[Collection entries]
====
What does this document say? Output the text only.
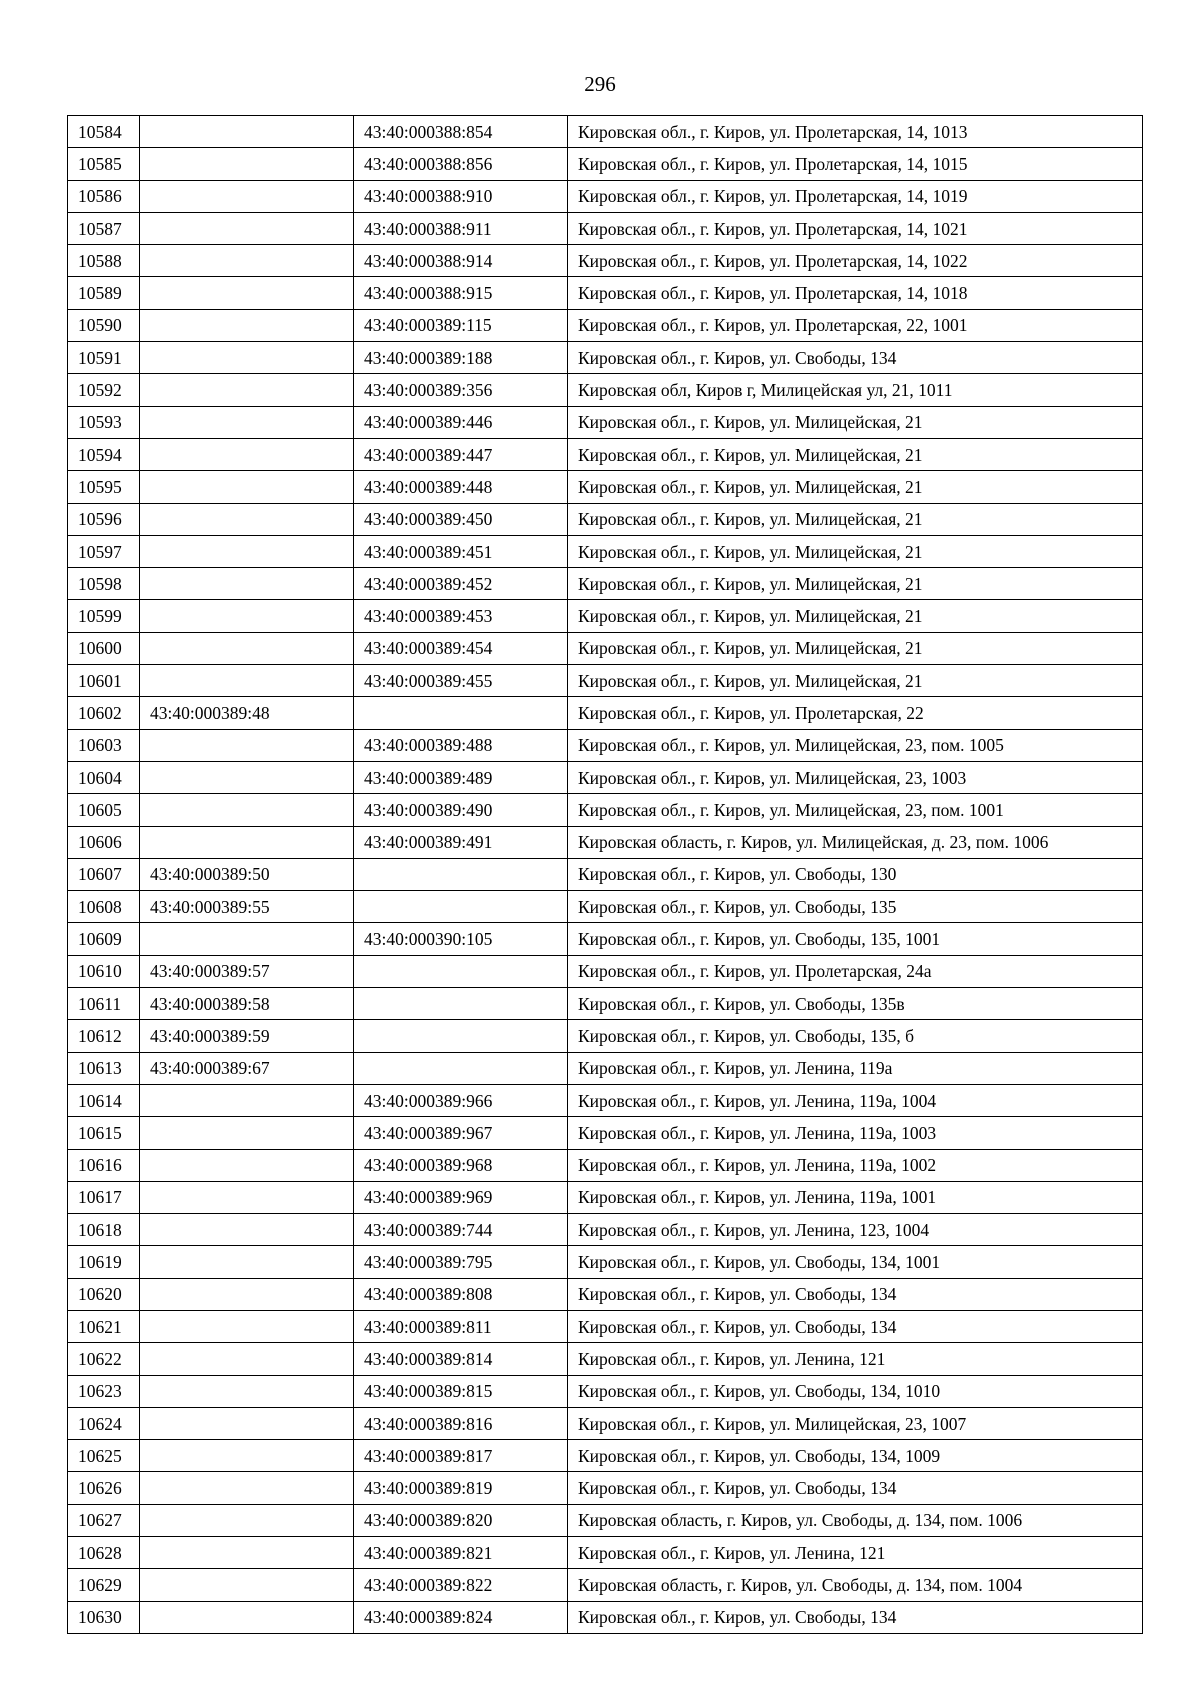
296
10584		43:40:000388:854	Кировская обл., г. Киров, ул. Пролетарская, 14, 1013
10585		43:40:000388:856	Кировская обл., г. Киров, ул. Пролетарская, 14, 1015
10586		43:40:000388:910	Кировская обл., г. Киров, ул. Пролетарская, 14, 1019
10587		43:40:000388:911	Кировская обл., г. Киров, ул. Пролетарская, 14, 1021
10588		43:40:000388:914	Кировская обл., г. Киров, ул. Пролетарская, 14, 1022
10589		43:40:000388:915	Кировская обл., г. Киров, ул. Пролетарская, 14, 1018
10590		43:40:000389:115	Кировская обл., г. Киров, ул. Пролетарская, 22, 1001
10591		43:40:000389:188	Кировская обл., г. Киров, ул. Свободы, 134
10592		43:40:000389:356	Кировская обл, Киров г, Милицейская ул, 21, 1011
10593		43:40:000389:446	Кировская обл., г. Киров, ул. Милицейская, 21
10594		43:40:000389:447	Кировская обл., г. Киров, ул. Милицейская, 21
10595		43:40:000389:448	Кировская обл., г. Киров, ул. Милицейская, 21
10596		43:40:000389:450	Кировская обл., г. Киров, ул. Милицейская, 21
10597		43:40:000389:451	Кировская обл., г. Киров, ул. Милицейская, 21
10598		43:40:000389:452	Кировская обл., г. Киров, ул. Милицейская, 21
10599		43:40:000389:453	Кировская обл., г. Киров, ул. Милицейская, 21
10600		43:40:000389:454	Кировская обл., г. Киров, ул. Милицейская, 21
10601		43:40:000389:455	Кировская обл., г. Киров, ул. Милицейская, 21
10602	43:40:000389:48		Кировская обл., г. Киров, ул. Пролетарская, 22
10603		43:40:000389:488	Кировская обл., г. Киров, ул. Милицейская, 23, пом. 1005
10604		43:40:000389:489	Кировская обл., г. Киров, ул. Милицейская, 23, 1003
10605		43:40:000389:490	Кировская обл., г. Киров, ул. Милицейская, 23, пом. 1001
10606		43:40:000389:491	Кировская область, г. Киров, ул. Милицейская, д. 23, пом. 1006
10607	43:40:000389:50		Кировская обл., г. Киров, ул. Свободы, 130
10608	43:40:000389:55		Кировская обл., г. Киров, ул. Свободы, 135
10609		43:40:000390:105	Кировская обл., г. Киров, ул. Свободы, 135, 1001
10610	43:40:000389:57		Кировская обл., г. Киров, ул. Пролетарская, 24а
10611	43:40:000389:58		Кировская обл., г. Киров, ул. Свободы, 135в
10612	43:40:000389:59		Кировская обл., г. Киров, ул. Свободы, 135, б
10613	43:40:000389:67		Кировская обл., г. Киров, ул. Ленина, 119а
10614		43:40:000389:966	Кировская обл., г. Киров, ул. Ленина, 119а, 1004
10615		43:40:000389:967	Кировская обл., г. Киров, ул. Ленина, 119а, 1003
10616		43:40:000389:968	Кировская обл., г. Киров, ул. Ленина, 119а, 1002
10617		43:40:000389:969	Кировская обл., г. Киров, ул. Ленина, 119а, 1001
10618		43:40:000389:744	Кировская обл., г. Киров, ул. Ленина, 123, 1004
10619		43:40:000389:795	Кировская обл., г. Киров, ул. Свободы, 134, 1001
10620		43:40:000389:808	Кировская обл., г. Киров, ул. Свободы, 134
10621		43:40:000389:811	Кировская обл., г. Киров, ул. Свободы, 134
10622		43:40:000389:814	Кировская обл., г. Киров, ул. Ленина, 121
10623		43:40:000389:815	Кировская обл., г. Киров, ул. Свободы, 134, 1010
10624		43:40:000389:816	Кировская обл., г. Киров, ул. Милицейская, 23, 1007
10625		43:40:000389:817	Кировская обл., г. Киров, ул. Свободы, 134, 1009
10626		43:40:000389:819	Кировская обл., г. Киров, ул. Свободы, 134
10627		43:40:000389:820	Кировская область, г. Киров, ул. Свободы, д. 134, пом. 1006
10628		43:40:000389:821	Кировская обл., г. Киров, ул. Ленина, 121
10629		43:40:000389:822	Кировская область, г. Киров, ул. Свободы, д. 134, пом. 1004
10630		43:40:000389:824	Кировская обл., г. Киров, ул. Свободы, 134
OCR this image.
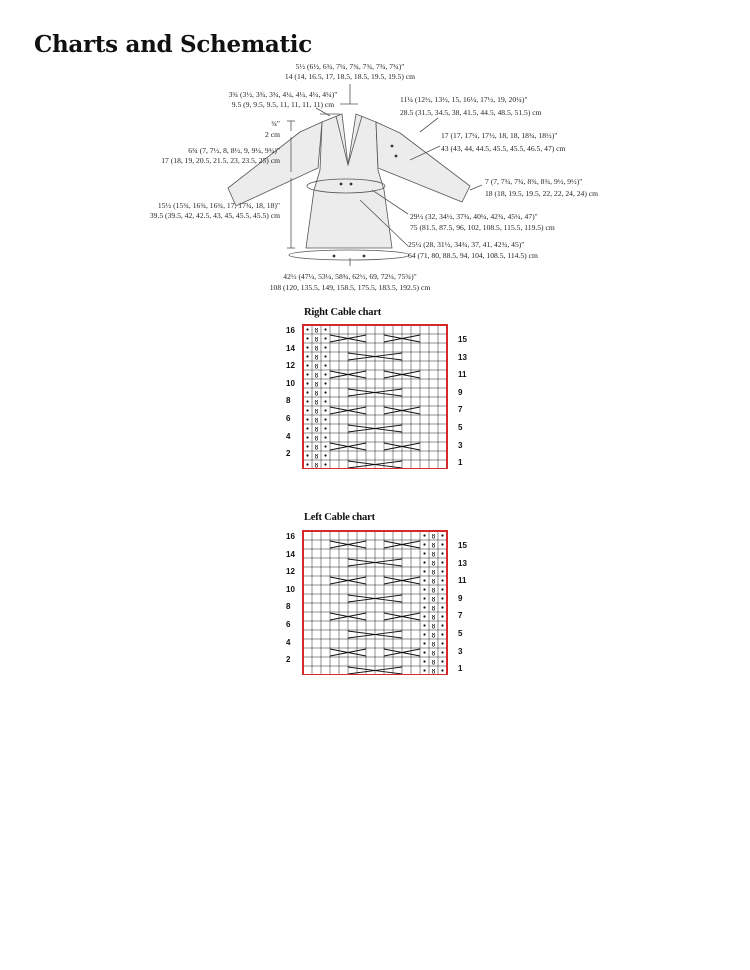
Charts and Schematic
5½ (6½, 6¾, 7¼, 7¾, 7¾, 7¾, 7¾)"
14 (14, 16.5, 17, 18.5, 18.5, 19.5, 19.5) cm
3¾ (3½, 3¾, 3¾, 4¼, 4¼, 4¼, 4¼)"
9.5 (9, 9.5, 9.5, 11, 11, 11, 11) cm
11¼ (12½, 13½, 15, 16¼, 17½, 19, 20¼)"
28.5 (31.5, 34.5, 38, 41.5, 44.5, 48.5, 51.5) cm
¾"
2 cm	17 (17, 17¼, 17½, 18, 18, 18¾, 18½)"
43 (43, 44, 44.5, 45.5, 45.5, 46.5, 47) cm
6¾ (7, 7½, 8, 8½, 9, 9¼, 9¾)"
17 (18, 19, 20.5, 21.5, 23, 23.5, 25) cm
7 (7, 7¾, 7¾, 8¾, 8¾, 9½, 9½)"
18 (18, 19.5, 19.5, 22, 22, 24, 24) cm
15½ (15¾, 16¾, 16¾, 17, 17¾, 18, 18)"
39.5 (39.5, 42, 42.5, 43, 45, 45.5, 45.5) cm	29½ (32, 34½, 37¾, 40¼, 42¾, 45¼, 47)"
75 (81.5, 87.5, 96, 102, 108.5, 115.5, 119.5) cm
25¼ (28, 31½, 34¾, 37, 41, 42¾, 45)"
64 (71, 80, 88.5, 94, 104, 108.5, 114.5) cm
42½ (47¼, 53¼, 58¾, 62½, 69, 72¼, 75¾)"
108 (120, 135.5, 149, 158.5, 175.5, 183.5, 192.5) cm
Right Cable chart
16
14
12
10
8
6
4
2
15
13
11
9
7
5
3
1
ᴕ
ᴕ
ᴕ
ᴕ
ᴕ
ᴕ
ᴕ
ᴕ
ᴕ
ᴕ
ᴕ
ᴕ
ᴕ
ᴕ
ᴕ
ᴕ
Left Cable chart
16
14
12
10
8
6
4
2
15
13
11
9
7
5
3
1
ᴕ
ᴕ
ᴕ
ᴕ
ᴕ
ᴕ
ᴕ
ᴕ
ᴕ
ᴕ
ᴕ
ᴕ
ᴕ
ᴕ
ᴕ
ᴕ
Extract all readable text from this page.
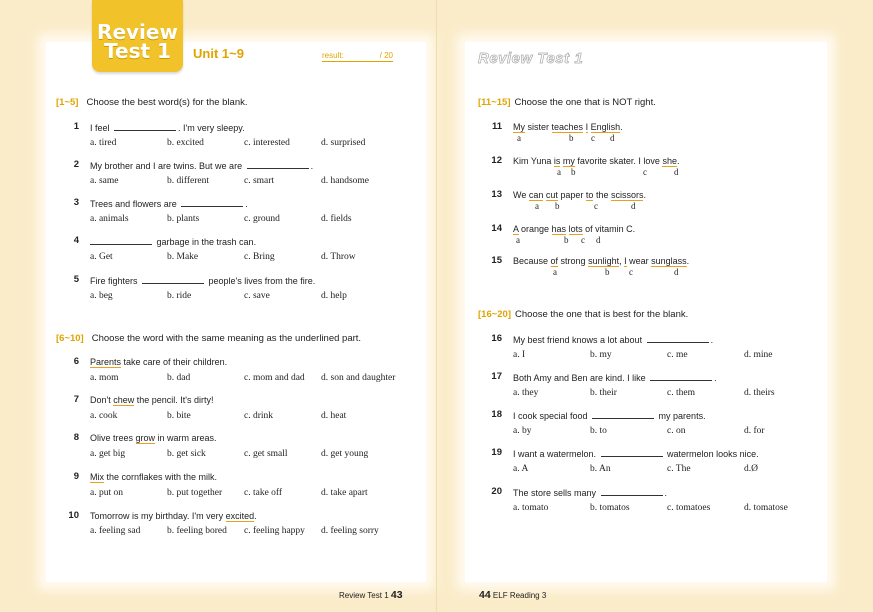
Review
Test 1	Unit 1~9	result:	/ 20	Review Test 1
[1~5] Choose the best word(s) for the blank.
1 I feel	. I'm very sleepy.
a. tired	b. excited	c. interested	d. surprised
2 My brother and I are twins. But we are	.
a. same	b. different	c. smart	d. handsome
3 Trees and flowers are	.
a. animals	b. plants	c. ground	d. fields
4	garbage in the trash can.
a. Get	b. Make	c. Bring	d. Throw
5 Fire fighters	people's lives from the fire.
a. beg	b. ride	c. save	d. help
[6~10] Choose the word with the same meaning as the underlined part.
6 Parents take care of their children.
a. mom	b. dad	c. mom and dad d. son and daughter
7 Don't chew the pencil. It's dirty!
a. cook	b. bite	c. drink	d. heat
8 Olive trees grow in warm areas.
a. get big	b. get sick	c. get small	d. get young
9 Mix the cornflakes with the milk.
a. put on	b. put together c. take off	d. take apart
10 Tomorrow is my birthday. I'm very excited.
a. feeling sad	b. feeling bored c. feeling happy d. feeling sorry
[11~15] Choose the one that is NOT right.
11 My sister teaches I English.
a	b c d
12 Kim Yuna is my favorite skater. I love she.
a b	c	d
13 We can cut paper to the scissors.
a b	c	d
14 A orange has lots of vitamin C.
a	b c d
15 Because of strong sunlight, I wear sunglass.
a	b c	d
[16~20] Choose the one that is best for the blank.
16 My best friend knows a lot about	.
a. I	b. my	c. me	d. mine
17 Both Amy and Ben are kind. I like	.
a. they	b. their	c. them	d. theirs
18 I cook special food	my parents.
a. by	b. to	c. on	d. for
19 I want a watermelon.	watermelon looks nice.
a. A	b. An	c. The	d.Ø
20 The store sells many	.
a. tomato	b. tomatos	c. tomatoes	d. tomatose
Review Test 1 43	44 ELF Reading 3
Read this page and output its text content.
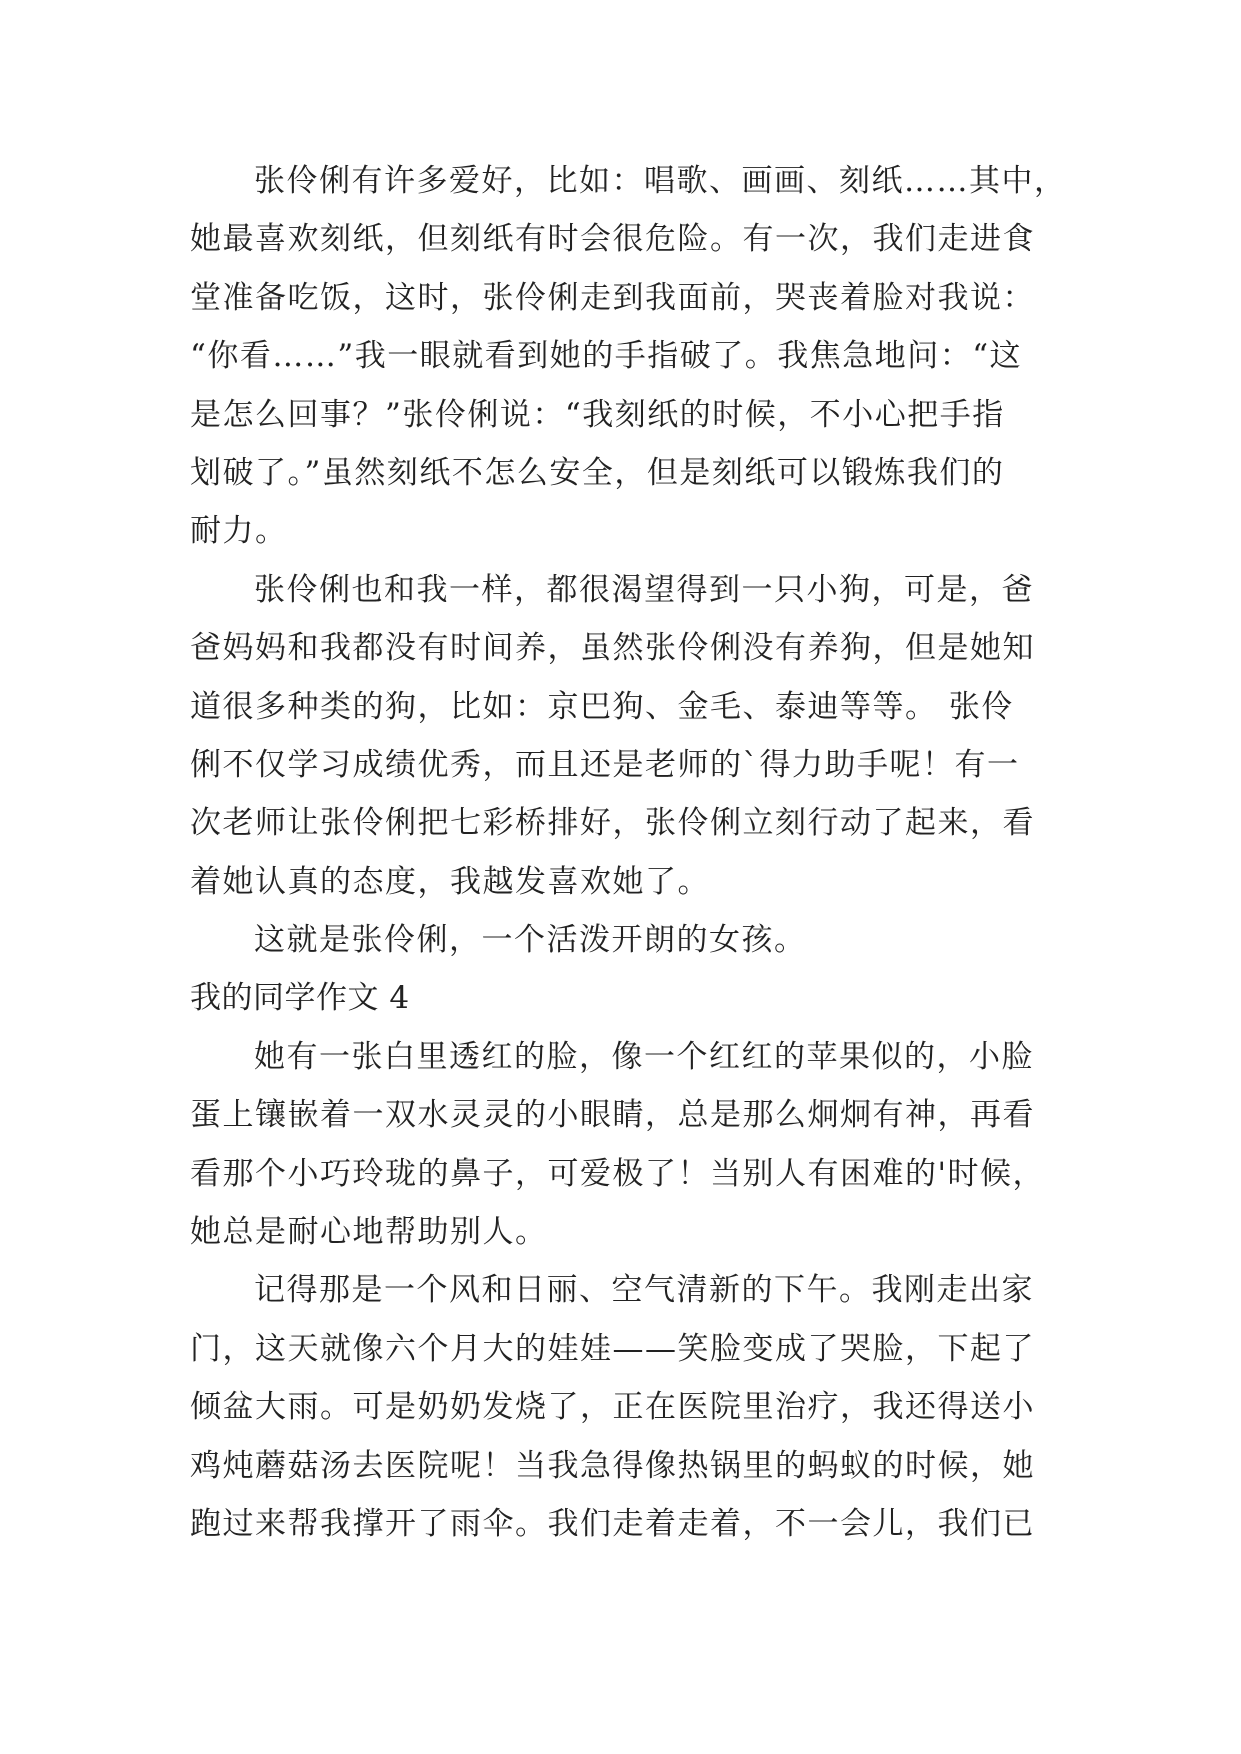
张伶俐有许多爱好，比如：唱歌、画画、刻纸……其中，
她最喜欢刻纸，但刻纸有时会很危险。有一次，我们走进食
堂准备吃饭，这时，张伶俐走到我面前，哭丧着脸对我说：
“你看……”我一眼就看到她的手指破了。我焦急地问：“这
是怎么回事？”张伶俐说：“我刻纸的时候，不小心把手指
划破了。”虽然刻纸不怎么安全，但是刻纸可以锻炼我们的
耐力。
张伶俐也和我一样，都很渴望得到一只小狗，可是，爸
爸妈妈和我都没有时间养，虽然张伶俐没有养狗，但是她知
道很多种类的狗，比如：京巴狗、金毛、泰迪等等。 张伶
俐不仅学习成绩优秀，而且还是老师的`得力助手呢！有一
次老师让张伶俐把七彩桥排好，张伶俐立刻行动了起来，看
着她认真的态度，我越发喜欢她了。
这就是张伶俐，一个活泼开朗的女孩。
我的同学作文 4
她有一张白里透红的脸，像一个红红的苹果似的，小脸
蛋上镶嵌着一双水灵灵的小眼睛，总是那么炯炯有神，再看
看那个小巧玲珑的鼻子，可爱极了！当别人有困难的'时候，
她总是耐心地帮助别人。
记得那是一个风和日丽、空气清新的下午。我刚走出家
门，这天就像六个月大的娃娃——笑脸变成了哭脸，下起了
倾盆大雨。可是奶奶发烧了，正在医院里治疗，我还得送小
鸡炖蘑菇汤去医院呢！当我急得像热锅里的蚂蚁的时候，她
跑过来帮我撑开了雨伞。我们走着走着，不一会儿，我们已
====
**Brief**
Extract only the lines from the one that contains "Read this page and output its text content." through the end of the records, inclusive, and omit every picture.

**Answer for the task**
Read this page and output its text content.
张伶俐有许多爱好，比如：唱歌、画画、刻纸……其中，
她最喜欢刻纸，但刻纸有时会很危险。有一次，我们走进食
堂准备吃饭，这时，张伶俐走到我面前，哭丧着脸对我说：
“你看……”我一眼就看到她的手指破了。我焦急地问：“这
是怎么回事？”张伶俐说：“我刻纸的时候，不小心把手指
划破了。”虽然刻纸不怎么安全，但是刻纸可以锻炼我们的
耐力。
张伶俐也和我一样，都很渴望得到一只小狗，可是，爸
爸妈妈和我都没有时间养，虽然张伶俐没有养狗，但是她知
道很多种类的狗，比如：京巴狗、金毛、泰迪等等。 张伶
俐不仅学习成绩优秀，而且还是老师的`得力助手呢！有一
次老师让张伶俐把七彩桥排好，张伶俐立刻行动了起来，看
着她认真的态度，我越发喜欢她了。
这就是张伶俐，一个活泼开朗的女孩。
我的同学作文 4
她有一张白里透红的脸，像一个红红的苹果似的，小脸
蛋上镶嵌着一双水灵灵的小眼睛，总是那么炯炯有神，再看
看那个小巧玲珑的鼻子，可爱极了！当别人有困难的'时候，
她总是耐心地帮助别人。
记得那是一个风和日丽、空气清新的下午。我刚走出家
门，这天就像六个月大的娃娃——笑脸变成了哭脸，下起了
倾盆大雨。可是奶奶发烧了，正在医院里治疗，我还得送小
鸡炖蘑菇汤去医院呢！当我急得像热锅里的蚂蚁的时候，她
跑过来帮我撑开了雨伞。我们走着走着，不一会儿，我们已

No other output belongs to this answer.